WHAT IS EXPECTED: Write out the whole listing again, exactly.

━━ DATASET RECORDS

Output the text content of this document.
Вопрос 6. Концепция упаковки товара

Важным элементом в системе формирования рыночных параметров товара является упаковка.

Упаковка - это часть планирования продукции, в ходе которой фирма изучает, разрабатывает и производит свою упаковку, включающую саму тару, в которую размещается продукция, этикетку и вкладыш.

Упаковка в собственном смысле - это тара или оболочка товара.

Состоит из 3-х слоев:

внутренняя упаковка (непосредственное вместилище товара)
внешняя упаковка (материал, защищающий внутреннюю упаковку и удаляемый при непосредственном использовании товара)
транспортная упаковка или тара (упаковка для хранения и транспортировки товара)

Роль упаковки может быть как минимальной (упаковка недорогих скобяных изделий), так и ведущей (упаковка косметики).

━━━━

EXERCISE ANSWER:
Output the text content of this document.
Вопрос 6. Концепция упаковки товара

Важным элементом в системе формирования рыночных параметров товара является упаковка.

Упаковка - это часть планирования продукции, в ходе которой фирма изучает, разрабатывает и производит свою упаковку, включающую саму тару, в которую размещается продукция, этикетку и вкладыш.

Упаковка в собственном смысле - это тара или оболочка товара.

Состоит из 3-х слоев:

внутренняя упаковка (непосредственное вместилище товара)
внешняя упаковка (материал, защищающий внутреннюю упаковку и удаляемый при непосредственном использовании товара)
транспортная упаковка или тара (упаковка для хранения и транспортировки товара)

Роль упаковки может быть как минимальной (упаковка недорогих скобяных изделий), так и ведущей (упаковка косметики).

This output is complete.